STATED TASK:
From the listing below, pull out the lines that hold "name".

### DATA PROVIDED ###

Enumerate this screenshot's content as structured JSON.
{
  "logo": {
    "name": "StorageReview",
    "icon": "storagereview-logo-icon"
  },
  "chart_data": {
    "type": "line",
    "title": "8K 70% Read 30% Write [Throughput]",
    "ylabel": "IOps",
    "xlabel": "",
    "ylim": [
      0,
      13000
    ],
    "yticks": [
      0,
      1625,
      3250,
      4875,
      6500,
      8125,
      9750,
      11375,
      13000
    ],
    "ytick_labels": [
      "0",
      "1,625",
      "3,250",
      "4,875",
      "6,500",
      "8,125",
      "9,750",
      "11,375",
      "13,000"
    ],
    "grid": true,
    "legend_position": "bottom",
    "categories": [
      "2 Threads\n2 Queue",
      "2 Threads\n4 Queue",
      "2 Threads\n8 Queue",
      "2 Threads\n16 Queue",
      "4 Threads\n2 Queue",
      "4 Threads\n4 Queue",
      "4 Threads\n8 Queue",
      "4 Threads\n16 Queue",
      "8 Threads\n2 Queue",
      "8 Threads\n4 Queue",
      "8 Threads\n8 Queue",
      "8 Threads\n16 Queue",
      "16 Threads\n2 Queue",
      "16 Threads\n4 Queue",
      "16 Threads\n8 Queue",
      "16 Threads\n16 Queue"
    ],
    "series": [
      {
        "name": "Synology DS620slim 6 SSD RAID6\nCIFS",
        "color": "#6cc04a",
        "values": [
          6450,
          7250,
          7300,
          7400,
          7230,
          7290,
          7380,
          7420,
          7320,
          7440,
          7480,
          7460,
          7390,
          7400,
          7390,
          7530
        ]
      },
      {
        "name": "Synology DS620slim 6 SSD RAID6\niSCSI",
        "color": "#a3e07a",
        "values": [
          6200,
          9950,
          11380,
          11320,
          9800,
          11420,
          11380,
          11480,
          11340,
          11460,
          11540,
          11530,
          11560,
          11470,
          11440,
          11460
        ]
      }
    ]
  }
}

###

CORRECT OUTPUT:
    "name": "StorageReview",
        "name": "Synology DS620slim 6 SSD RAID6\nCIFS",
        "name": "Synology DS620slim 6 SSD RAID6\niSCSI",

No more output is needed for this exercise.